• Problem
Set the listing down again exactly, please, apart from its pictures.

── Records supplied ──

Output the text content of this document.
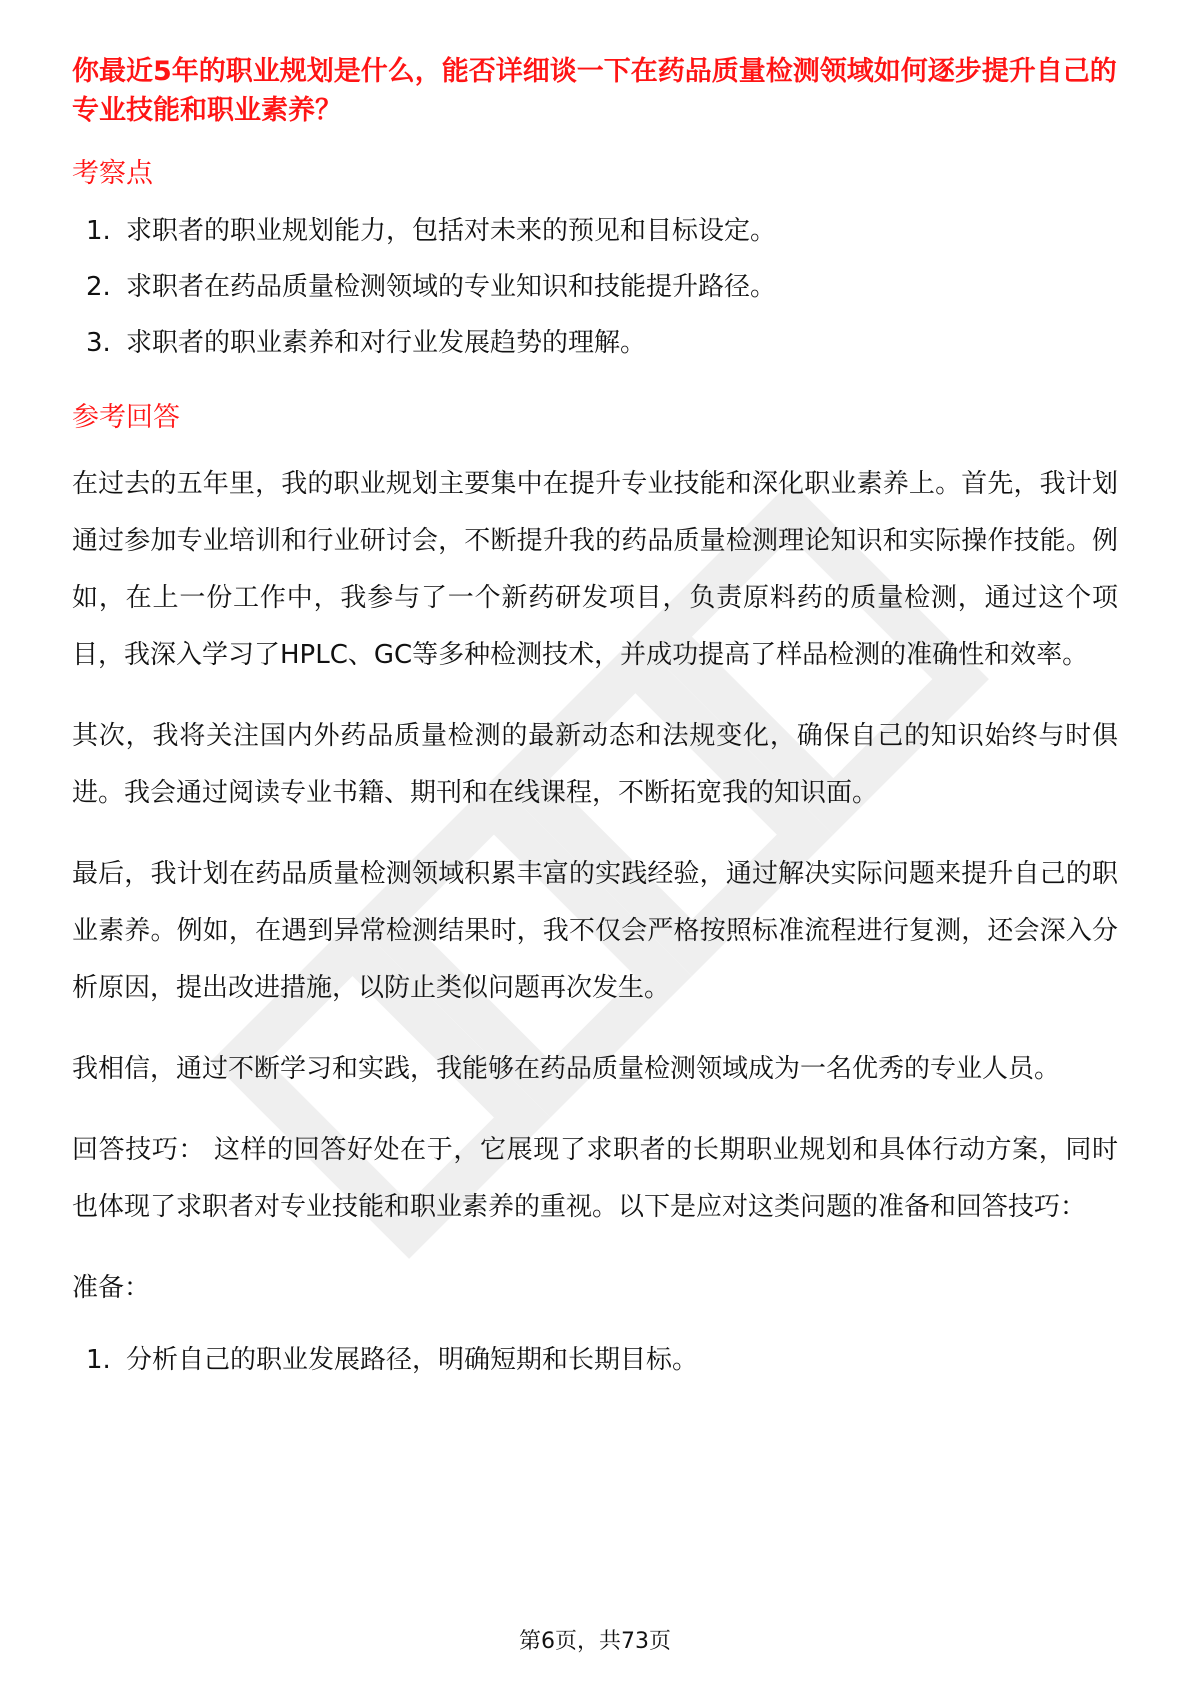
你最近5年的职业规划是什么，能否详细谈一下在药品质量检测领域如何逐步提升自己的专业技能和职业素养？
考察点
1. 求职者的职业规划能力，包括对未来的预见和目标设定。
2. 求职者在药品质量检测领域的专业知识和技能提升路径。
3. 求职者的职业素养和对行业发展趋势的理解。
参考回答

在过去的五年里，我的职业规划主要集中在提升专业技能和深化职业素养上。首先，我计划通过参加专业培训和行业研讨会，不断提升我的药品质量检测理论知识和实际操作技能。例如，在上一份工作中，我参与了一个新药研发项目，负责原料药的质量检测，通过这个项目，我深入学习了HPLC、GC等多种检测技术，并成功提高了样品检测的准确性和效率。

其次，我将关注国内外药品质量检测的最新动态和法规变化，确保自己的知识始终与时俱进。我会通过阅读专业书籍、期刊和在线课程，不断拓宽我的知识面。

最后，我计划在药品质量检测领域积累丰富的实践经验，通过解决实际问题来提升自己的职业素养。例如，在遇到异常检测结果时，我不仅会严格按照标准流程进行复测，还会深入分析原因，提出改进措施，以防止类似问题再次发生。

我相信，通过不断学习和实践，我能够在药品质量检测领域成为一名优秀的专业人员。

回答技巧： 这样的回答好处在于，它展现了求职者的长期职业规划和具体行动方案，同时也体现了求职者对专业技能和职业素养的重视。以下是应对这类问题的准备和回答技巧：

准备：

1. 分析自己的职业发展路径，明确短期和长期目标。
第6页，共73页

───

• Expected answer
Output the text content of this document.
你最近5年的职业规划是什么，能否详细谈一下在药品质量检测领域如何逐步提升自己的专业技能和职业素养？
考察点
1. 求职者的职业规划能力，包括对未来的预见和目标设定。
2. 求职者在药品质量检测领域的专业知识和技能提升路径。
3. 求职者的职业素养和对行业发展趋势的理解。
参考回答

在过去的五年里，我的职业规划主要集中在提升专业技能和深化职业素养上。首先，我计划通过参加专业培训和行业研讨会，不断提升我的药品质量检测理论知识和实际操作技能。例如，在上一份工作中，我参与了一个新药研发项目，负责原料药的质量检测，通过这个项目，我深入学习了HPLC、GC等多种检测技术，并成功提高了样品检测的准确性和效率。

其次，我将关注国内外药品质量检测的最新动态和法规变化，确保自己的知识始终与时俱进。我会通过阅读专业书籍、期刊和在线课程，不断拓宽我的知识面。

最后，我计划在药品质量检测领域积累丰富的实践经验，通过解决实际问题来提升自己的职业素养。例如，在遇到异常检测结果时，我不仅会严格按照标准流程进行复测，还会深入分析原因，提出改进措施，以防止类似问题再次发生。

我相信，通过不断学习和实践，我能够在药品质量检测领域成为一名优秀的专业人员。

回答技巧： 这样的回答好处在于，它展现了求职者的长期职业规划和具体行动方案，同时也体现了求职者对专业技能和职业素养的重视。以下是应对这类问题的准备和回答技巧：

准备：

1. 分析自己的职业发展路径，明确短期和长期目标。
第6页，共73页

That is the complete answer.